[Stored records]
<<<<

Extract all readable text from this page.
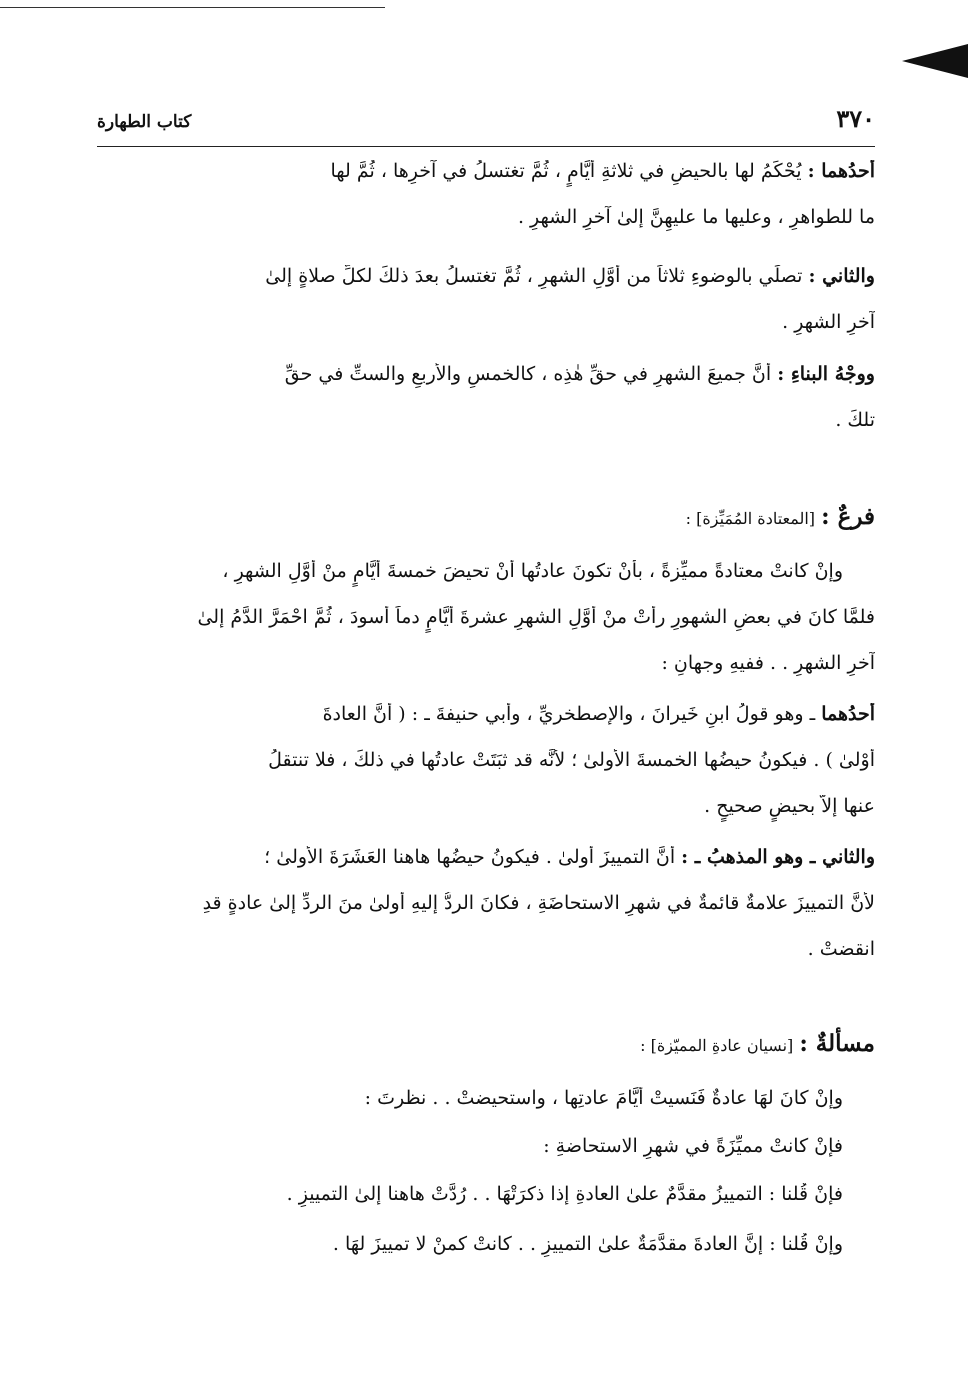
٣٧٠
كتاب الطهارة
أحدُهما : يُحْكَمُ لها بالحيضِ في ثلاثةِ أيَّامٍ ، ثُمَّ تغتسلُ في آخرِها ، ثُمَّ لها
ما للطواهرِ ، وعليها ما عليهِنَّ إلىٰ آخرِ الشهرِ .
والثاني : تصلِّي بالوضوءِ ثلاثاً من أوَّلِ الشهرِ ، ثُمَّ تغتسلُ بعدَ ذلكَ لكلِّ صلاةٍ إلىٰ
آخرِ الشهرِ .
ووجْهُ البناءِ : أنَّ جميعَ الشهرِ في حقِّ هٰذِه ، كالخمسِ والأربعِ والستِّ في حقِّ
تلكَ .
فرعٌ : [المعتادة المُمَيِّزة] :
وإنْ كانتْ معتادةً مميِّزةً ، بأنْ تكونَ عادتُها أنْ تحيضَ خمسةَ أيَّامٍ منْ أوَّلِ الشهرِ ،
فلمَّا كانَ في بعضِ الشهورِ رأتْ منْ أوَّلِ الشهرِ عشرةَ أيَّامٍ دماً أسودَ ، ثُمَّ احْمَرَّ الدَّمُ إلىٰ
آخرِ الشهرِ . . ففيهِ وجهانِ :
أحدُهما ـ وهو قولُ ابنِ خَيرانَ ، والإصطخريِّ ، وأبي حنيفةَ ـ : ( أنَّ العادةَ
أَوْلىٰ ) . فيكونُ حيضُها الخمسةَ الأُولىٰ ؛ لأنَّه قد ثبَتَتْ عادتُها في ذلكَ ، فلا تنتقلُ
عنها إلاَّ بحيضٍ صحيحٍ .
والثاني ـ وهو المذهبُ ـ : أنَّ التمييزَ أولىٰ . فيكونُ حيضُها هاهنا العَشَرَةَ الأُولىٰ ؛
لأنَّ التمييزَ علامةٌ قائمةٌ في شهرِ الاستحاضَةِ ، فكانَ الردُّ إليهِ أَولىٰ منَ الردِّ إلىٰ عادةٍ قدِ
انقضتْ .
مسألةٌ : [نسيان عادةِ المميّزة] :
وإنْ كانَ لهَا عادةٌ فَنَسيتْ أيَّامَ عادتِها ، واستحيضتْ . . نظرتَ :
فإنْ كانتْ مميِّزَةً في شهرِ الاستحاضةِ :
فإنْ قُلنا : التمييزُ مقدَّمٌ علىٰ العادةِ إذا ذكرَتْهَا . . رُدَّتْ هاهنا إلىٰ التمييزِ .
وإنْ قُلنا : إنَّ العادةَ مقدَّمَةٌ علىٰ التمييزِ . . كانتْ كمنْ لا تمييزَ لهَا .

>>>>

Go through the material and copy out every line with "والثاني" in it.

- Exercise response -
والثاني : تصلِّي بالوضوءِ ثلاثاً من أوَّلِ الشهرِ ، ثُمَّ تغتسلُ بعدَ ذلكَ لكلِّ صلاةٍ إلىٰ
والثاني ـ وهو المذهبُ ـ : أنَّ التمييزَ أولىٰ . فيكونُ حيضُها هاهنا العَشَرَةَ الأُولىٰ ؛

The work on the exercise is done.